=== Listed records ===
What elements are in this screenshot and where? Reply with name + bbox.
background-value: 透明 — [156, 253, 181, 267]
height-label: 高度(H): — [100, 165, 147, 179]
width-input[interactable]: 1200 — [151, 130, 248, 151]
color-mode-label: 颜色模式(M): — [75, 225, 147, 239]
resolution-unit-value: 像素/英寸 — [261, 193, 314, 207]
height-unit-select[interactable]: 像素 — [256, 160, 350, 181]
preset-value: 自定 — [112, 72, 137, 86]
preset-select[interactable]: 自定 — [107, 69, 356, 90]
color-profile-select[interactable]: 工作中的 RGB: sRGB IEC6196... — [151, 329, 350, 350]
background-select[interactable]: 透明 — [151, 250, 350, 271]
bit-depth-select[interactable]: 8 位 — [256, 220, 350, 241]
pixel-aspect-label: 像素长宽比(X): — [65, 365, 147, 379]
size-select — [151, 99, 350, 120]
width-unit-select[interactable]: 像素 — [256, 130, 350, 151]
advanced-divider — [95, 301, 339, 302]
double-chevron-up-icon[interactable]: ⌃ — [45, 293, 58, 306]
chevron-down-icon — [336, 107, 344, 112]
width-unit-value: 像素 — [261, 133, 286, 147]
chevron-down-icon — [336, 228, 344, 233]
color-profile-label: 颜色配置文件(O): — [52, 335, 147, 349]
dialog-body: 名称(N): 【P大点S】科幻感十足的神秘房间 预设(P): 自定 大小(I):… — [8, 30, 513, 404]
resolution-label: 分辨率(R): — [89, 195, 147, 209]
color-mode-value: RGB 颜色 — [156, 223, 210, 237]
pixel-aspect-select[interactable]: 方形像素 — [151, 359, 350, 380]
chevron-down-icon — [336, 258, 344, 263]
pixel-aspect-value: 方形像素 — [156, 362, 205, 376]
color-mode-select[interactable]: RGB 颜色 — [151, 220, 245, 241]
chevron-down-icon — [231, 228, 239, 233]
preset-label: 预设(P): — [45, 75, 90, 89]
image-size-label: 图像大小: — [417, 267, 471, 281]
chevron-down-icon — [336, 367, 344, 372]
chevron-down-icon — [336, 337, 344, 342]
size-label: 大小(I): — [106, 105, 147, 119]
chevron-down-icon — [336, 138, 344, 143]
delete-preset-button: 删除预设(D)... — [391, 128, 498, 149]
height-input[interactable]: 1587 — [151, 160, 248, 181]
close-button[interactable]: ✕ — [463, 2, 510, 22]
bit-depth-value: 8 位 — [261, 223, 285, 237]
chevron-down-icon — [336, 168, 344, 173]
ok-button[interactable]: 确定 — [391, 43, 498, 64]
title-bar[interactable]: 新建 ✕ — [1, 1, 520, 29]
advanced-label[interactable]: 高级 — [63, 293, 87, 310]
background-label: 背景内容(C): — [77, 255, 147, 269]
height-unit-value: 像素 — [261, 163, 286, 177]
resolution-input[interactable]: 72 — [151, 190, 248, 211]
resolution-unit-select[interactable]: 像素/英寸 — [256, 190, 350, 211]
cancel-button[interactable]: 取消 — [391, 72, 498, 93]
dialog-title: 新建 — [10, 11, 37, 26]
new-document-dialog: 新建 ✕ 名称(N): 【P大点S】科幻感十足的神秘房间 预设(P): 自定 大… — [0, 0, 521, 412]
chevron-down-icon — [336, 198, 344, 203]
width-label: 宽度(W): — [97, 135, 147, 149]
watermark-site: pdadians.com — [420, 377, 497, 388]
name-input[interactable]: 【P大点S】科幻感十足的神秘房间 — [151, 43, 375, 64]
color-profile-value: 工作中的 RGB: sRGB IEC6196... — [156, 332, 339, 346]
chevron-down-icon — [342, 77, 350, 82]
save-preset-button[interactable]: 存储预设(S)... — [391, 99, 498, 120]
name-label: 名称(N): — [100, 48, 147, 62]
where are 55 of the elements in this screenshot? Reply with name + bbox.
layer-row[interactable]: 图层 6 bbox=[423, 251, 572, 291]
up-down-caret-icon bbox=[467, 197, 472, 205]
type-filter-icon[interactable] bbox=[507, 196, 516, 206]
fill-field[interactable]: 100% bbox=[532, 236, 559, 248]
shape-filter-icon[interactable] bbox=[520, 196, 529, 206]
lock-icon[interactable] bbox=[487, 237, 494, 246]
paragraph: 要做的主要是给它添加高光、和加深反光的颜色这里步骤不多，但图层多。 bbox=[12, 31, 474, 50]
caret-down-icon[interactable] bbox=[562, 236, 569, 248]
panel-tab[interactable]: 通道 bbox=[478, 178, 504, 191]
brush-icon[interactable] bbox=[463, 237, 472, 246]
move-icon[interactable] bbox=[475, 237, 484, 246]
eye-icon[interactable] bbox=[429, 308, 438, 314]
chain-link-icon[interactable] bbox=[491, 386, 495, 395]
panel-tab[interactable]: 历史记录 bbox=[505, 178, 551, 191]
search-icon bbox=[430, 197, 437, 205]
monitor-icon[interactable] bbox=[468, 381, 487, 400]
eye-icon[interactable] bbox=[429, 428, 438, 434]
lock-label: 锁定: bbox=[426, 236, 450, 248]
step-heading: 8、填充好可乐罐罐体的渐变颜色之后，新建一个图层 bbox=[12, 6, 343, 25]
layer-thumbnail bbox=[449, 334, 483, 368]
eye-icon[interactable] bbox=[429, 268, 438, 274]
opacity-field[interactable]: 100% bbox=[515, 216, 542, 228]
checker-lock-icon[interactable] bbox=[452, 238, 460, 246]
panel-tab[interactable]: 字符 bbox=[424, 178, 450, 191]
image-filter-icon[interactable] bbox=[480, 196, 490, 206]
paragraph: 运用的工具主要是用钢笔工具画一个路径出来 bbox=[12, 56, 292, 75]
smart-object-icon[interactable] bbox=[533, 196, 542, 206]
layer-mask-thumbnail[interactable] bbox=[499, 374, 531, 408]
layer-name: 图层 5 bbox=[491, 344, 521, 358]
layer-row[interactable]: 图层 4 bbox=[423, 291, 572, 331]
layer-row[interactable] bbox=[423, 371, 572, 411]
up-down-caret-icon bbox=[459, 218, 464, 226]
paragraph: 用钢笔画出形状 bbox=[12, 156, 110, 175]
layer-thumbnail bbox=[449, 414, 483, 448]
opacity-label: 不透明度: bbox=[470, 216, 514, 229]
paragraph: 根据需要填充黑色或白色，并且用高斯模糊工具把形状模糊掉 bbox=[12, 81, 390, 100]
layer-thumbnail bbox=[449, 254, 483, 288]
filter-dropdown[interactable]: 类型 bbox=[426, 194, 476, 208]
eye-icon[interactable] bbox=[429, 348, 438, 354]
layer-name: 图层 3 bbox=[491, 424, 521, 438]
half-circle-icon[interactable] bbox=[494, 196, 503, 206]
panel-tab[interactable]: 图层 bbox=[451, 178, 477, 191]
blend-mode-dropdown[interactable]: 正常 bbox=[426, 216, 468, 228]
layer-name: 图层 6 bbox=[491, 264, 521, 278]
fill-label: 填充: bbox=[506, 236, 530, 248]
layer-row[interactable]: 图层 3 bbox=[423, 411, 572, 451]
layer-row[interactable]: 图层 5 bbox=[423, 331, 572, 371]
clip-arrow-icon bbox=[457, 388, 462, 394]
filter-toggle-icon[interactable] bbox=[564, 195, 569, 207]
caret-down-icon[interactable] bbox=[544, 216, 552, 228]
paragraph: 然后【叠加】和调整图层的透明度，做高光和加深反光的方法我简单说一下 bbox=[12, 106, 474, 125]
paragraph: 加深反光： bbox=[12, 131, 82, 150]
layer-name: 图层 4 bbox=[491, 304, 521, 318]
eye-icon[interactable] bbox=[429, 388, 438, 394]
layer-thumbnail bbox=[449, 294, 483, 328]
===
** Exercise instructions **
Rewrite the lines from the start of the records through the line containing "height-unit-select[interactable]: 像素 —", putting "Answer" in place of "Reply" and changing nothing else.

** Final result **
What elements are in this screenshot and where? Answer with name + bbox.
background-value: 透明 — [156, 253, 181, 267]
height-label: 高度(H): — [100, 165, 147, 179]
width-input[interactable]: 1200 — [151, 130, 248, 151]
color-mode-label: 颜色模式(M): — [75, 225, 147, 239]
resolution-unit-value: 像素/英寸 — [261, 193, 314, 207]
height-unit-select[interactable]: 像素 — [256, 160, 350, 181]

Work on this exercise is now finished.